- TASK DESCRIPTION
Write out each line exactly as given. Leave the pictures out of your copy.

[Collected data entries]
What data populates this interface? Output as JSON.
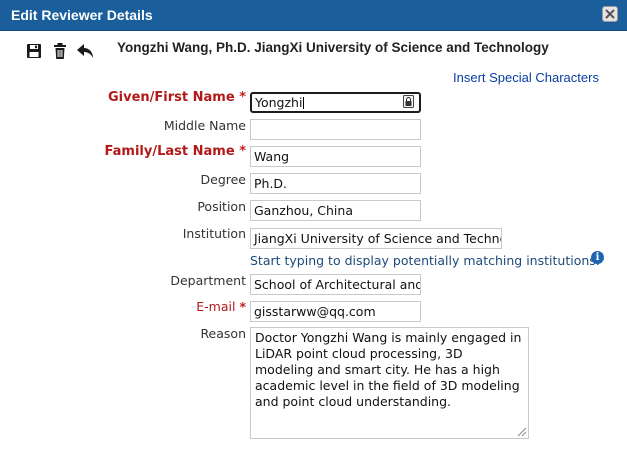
{
  "dialog": {
    "title": "Edit Reviewer Details",
    "close_icon": "close-icon"
  },
  "toolbar": {
    "icons": [
      "save-icon",
      "trash-icon",
      "back-arrow-icon"
    ]
  },
  "header": {
    "name_affiliation": "Yongzhi Wang, Ph.D. JiangXi University of Science and Technology"
  },
  "special_chars_link": "Insert Special Characters",
  "form": {
    "given_name": {
      "label": "Given/First Name",
      "value": "Yongzhi",
      "required": true
    },
    "middle_name": {
      "label": "Middle Name",
      "value": ""
    },
    "family_name": {
      "label": "Family/Last Name",
      "value": "Wang",
      "required": true
    },
    "degree": {
      "label": "Degree",
      "value": "Ph.D."
    },
    "position": {
      "label": "Position",
      "value": "Ganzhou, China"
    },
    "institution": {
      "label": "Institution",
      "value": "JiangXi University of Science and Technology",
      "hint": "Start typing to display potentially matching institutions."
    },
    "department": {
      "label": "Department",
      "value": "School of Architectural and Surveying Engineering"
    },
    "email": {
      "label": "E-mail",
      "value": "gisstarww@qq.com",
      "required": true
    },
    "reason": {
      "label": "Reason",
      "value": "Doctor Yongzhi Wang is mainly engaged in LiDAR point cloud processing, 3D modeling and smart city. He has a high academic level in the field of 3D modeling and point cloud understanding."
    }
  },
  "required_marker": "*",
  "info_glyph": "i",
  "colors": {
    "title_bar": "#1a5e9b",
    "required_label": "#b21a1a",
    "link": "#0b3ea3",
    "hint": "#1d4a7a",
    "info": "#1f63b5"
  }
}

- RESULT
What data populates this interface? Output as JSON.
{
  "dialog": {
    "title": "Edit Reviewer Details",
    "close_icon": "close-icon"
  },
  "toolbar": {
    "icons": [
      "save-icon",
      "trash-icon",
      "back-arrow-icon"
    ]
  },
  "header": {
    "name_affiliation": "Yongzhi Wang, Ph.D. JiangXi University of Science and Technology"
  },
  "special_chars_link": "Insert Special Characters",
  "form": {
    "given_name": {
      "label": "Given/First Name",
      "value": "Yongzhi",
      "required": true
    },
    "middle_name": {
      "label": "Middle Name",
      "value": ""
    },
    "family_name": {
      "label": "Family/Last Name",
      "value": "Wang",
      "required": true
    },
    "degree": {
      "label": "Degree",
      "value": "Ph.D."
    },
    "position": {
      "label": "Position",
      "value": "Ganzhou, China"
    },
    "institution": {
      "label": "Institution",
      "value": "JiangXi University of Science and Technology",
      "hint": "Start typing to display potentially matching institutions."
    },
    "department": {
      "label": "Department",
      "value": "School of Architectural and Surveying Engineering"
    },
    "email": {
      "label": "E-mail",
      "value": "gisstarww@qq.com",
      "required": true
    },
    "reason": {
      "label": "Reason",
      "value": "Doctor Yongzhi Wang is mainly engaged in LiDAR point cloud processing, 3D modeling and smart city. He has a high academic level in the field of 3D modeling and point cloud understanding."
    }
  },
  "required_marker": "*",
  "info_glyph": "i",
  "colors": {
    "title_bar": "#1a5e9b",
    "required_label": "#b21a1a",
    "link": "#0b3ea3",
    "hint": "#1d4a7a",
    "info": "#1f63b5"
  }
}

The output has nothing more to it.